EXERCISE DIRECTIONS:
Copy out all lines carrying the word "TIBA".
::: DATA LISTING
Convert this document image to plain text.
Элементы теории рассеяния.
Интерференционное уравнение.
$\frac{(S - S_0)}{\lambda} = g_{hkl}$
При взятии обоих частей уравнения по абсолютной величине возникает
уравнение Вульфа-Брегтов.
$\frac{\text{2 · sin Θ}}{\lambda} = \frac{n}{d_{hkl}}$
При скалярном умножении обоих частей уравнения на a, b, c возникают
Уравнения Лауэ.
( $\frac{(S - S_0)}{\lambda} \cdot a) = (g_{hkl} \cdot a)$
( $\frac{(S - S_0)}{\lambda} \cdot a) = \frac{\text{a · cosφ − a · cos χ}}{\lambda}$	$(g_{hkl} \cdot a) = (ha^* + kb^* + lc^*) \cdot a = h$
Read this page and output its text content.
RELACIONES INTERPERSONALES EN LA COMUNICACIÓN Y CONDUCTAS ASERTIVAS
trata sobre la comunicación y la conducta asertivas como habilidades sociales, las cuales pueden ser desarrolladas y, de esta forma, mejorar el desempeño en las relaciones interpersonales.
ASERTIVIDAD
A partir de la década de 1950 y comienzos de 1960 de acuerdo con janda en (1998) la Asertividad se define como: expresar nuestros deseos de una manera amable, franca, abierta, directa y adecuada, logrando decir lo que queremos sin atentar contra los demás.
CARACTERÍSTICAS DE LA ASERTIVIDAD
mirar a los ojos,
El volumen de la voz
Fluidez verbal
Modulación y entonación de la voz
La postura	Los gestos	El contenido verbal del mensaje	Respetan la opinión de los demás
::::::
::: DATA LISTING
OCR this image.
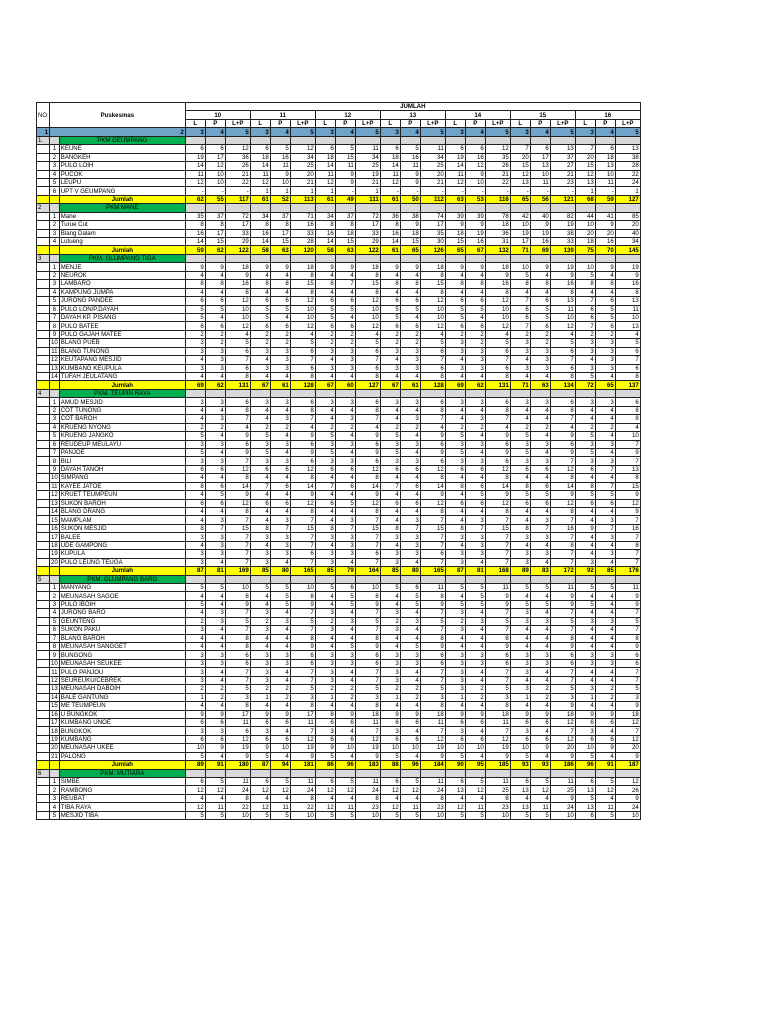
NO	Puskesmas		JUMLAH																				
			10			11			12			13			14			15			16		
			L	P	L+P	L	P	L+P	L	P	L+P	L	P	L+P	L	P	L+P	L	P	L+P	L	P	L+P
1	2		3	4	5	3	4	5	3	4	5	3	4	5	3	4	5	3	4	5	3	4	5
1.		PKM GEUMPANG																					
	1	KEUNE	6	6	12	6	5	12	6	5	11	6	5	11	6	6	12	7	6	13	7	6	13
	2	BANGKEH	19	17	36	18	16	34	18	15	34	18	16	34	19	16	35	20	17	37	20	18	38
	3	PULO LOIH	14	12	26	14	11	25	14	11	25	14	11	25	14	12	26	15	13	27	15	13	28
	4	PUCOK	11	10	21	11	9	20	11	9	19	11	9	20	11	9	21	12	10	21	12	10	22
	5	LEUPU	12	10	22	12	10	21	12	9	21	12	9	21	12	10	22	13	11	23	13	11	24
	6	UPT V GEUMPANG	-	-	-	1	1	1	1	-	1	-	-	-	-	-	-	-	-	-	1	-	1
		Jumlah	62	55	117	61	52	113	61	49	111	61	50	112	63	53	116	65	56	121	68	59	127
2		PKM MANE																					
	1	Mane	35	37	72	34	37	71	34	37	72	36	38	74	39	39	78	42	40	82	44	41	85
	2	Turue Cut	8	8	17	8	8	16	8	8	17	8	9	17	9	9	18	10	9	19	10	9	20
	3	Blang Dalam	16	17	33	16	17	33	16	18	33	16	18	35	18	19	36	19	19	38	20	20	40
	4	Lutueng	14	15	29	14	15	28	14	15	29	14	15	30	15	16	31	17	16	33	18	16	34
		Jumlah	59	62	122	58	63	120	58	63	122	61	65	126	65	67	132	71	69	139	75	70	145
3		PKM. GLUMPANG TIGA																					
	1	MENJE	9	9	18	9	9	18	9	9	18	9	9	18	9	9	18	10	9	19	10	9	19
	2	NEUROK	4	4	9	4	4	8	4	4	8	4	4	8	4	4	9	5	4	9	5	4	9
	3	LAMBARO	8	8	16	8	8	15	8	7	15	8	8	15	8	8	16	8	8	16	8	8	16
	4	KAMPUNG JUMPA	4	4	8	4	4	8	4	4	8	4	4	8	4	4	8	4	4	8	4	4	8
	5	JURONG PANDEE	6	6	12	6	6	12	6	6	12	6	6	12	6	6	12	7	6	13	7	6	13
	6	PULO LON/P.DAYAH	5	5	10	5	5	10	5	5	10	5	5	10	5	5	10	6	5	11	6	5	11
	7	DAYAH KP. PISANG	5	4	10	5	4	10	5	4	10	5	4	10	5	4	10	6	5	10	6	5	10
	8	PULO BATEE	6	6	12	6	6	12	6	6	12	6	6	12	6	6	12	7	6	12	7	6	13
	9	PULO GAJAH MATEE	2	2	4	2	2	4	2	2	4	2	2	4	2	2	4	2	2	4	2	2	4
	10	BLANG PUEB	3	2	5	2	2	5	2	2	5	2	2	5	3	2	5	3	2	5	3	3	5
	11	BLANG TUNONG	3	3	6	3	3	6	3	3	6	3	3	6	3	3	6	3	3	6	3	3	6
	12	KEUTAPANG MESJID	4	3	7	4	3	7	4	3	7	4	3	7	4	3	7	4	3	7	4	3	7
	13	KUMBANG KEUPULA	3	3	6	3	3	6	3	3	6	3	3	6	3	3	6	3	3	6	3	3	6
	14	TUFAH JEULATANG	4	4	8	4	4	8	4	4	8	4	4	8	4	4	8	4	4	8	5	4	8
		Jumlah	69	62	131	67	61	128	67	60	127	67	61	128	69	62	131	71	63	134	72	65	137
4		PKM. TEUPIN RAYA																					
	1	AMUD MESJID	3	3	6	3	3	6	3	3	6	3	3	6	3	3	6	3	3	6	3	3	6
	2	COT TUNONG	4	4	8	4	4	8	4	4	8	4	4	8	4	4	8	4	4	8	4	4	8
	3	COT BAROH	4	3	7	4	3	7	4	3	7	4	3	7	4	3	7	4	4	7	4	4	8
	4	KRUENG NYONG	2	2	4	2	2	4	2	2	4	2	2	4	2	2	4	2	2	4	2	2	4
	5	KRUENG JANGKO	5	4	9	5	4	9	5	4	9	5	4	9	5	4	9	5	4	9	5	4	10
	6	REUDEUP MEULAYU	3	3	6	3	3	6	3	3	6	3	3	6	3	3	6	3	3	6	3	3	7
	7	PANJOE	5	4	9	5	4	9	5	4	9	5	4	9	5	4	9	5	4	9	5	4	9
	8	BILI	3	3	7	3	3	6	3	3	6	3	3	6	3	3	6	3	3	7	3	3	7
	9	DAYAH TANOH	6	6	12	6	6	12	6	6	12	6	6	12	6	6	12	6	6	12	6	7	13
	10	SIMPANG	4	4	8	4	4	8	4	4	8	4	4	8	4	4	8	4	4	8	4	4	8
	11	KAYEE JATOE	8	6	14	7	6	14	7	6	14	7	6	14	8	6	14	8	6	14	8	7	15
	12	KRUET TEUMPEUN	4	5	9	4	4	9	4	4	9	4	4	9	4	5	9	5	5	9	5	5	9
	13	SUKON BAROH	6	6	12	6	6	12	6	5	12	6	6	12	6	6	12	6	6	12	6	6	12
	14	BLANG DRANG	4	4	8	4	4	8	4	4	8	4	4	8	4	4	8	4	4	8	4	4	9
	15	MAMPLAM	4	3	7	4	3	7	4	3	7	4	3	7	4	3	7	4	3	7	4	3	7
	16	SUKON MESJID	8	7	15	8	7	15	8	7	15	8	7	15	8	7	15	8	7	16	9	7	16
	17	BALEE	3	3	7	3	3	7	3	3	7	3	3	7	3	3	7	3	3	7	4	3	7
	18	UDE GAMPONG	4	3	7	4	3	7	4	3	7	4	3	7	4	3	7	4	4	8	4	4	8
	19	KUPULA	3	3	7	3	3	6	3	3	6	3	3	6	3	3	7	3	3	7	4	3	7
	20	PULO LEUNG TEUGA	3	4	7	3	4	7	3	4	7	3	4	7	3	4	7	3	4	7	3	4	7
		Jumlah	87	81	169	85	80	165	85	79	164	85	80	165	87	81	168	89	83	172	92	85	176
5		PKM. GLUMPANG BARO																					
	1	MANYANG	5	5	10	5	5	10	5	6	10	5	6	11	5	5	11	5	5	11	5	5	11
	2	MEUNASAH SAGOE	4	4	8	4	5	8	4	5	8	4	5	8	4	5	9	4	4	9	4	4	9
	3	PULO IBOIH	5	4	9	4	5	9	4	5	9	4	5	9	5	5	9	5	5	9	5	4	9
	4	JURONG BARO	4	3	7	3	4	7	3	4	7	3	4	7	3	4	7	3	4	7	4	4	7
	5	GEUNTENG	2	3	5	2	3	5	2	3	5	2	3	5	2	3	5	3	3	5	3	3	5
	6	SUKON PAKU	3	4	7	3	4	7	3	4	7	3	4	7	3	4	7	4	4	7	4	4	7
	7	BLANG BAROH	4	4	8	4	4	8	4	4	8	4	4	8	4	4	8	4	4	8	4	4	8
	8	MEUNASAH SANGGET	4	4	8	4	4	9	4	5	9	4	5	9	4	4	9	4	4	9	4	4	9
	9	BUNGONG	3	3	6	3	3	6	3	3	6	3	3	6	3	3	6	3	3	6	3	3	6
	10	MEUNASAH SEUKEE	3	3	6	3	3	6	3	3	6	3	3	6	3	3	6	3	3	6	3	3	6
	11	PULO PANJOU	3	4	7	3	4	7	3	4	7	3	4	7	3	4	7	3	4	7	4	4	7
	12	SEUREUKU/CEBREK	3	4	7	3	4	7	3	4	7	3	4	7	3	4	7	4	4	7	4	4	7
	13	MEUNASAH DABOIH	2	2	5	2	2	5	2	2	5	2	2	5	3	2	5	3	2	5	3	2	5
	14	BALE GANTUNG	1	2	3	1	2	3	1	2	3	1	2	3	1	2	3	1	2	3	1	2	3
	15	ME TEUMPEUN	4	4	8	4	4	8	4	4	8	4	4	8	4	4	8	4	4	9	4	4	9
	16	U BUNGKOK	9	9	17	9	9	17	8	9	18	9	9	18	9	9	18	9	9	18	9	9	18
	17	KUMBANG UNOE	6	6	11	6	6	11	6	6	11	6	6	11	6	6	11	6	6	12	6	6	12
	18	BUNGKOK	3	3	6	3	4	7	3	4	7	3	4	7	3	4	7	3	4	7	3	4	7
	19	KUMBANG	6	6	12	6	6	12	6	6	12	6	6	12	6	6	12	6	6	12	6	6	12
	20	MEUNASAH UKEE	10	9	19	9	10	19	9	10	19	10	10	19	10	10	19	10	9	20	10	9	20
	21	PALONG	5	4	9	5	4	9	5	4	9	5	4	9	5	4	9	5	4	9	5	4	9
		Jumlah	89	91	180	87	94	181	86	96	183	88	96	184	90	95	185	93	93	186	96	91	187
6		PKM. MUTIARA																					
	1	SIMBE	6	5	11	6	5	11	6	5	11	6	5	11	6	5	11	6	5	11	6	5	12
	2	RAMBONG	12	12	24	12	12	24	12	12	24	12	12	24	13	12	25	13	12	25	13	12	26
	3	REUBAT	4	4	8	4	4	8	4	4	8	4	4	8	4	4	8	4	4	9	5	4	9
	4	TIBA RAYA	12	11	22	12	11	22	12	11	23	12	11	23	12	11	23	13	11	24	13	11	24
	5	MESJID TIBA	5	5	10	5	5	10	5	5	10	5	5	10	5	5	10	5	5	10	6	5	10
::::::
FINAL RESULT:
	4	TIBA RAYA	12	11	22	12	11	22	12	11	23	12	11	23	12	11	23	13	11	24	13	11	24
	5	MESJID TIBA	5	5	10	5	5	10	5	5	10	5	5	10	5	5	10	5	5	10	6	5	10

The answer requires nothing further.